■ Exercise aim: Leave out the pictures; transcribe all else exactly.

[Collection entries]
------------------------------------
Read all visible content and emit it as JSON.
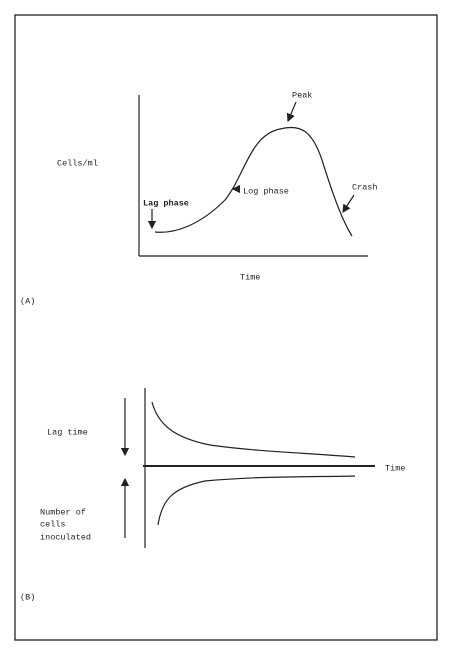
{
  "panel_a": {
    "y_axis_label": "Cells/ml",
    "x_axis_label": "Time",
    "labels": {
      "peak": "Peak",
      "log_phase": "Log phase",
      "lag_phase": "Lag phase",
      "crash": "Crash"
    },
    "caption": "(A)"
  },
  "panel_b": {
    "upper_label": "Lag time",
    "lower_label": [
      "Number of",
      "cells",
      "inoculated"
    ],
    "x_axis_label": "Time",
    "caption": "(B)"
  }
}
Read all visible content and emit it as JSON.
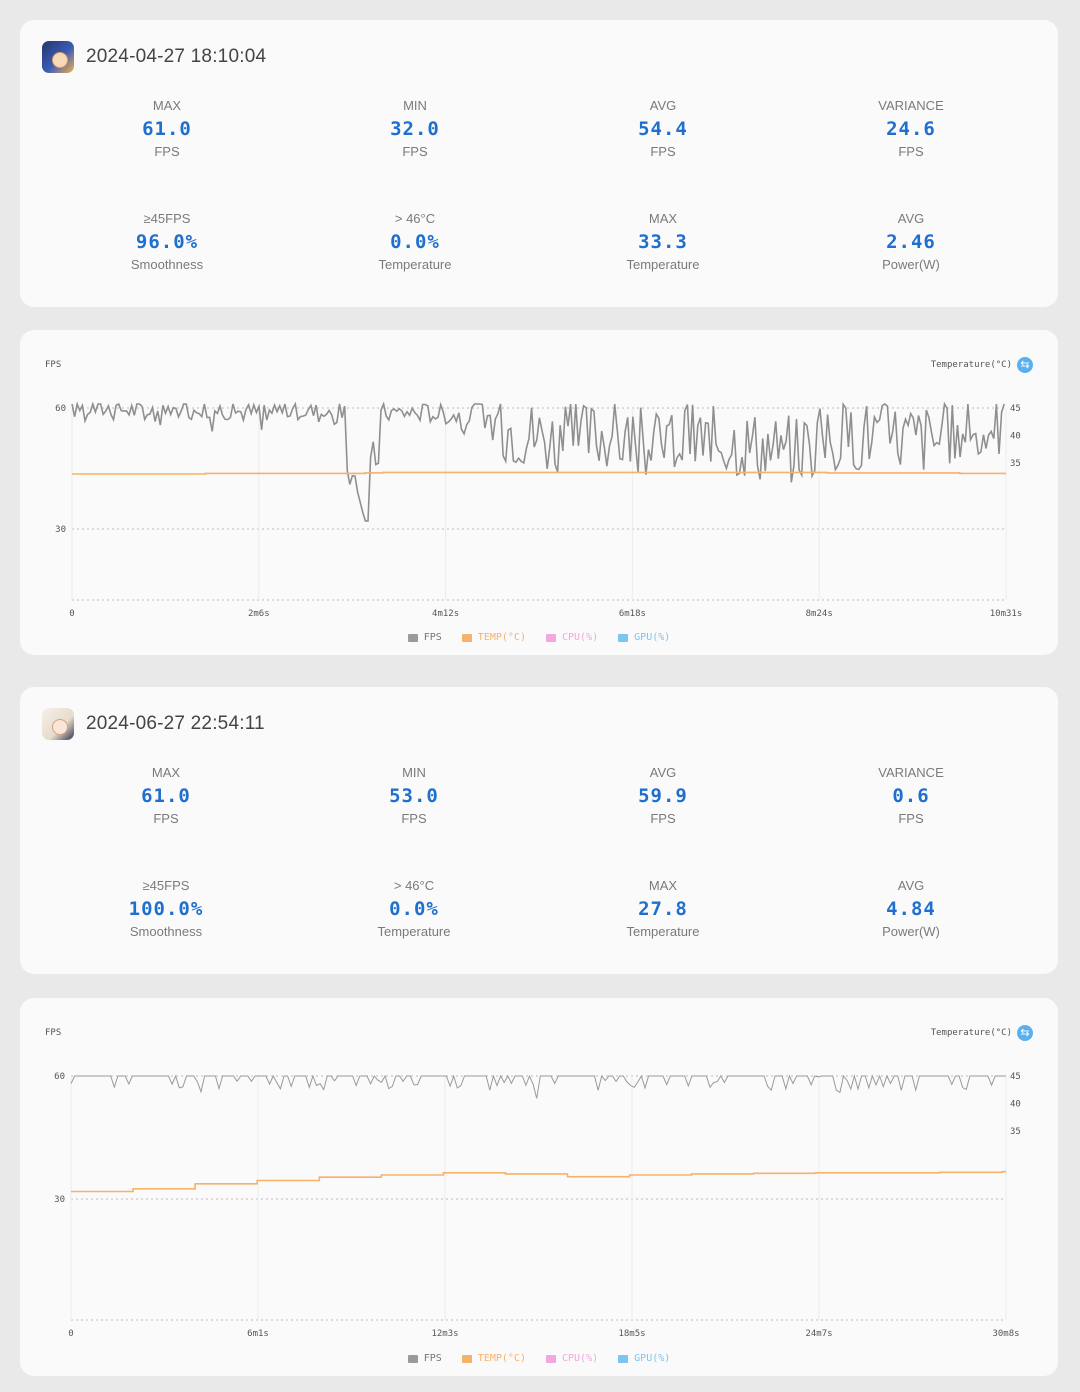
------------------------------------
■ Result:
Read all visible content and emit it as JSON.
{
  "panel_a": {
    "y_axis_label": "Cells/ml",
    "x_axis_label": "Time",
    "labels": {
      "peak": "Peak",
      "log_phase": "Log phase",
      "lag_phase": "Lag phase",
      "crash": "Crash"
    },
    "caption": "(A)"
  },
  "panel_b": {
    "upper_label": "Lag time",
    "lower_label": [
      "Number of",
      "cells",
      "inoculated"
    ],
    "x_axis_label": "Time",
    "caption": "(B)"
  }
}
Read all visible content and emit it as JSON.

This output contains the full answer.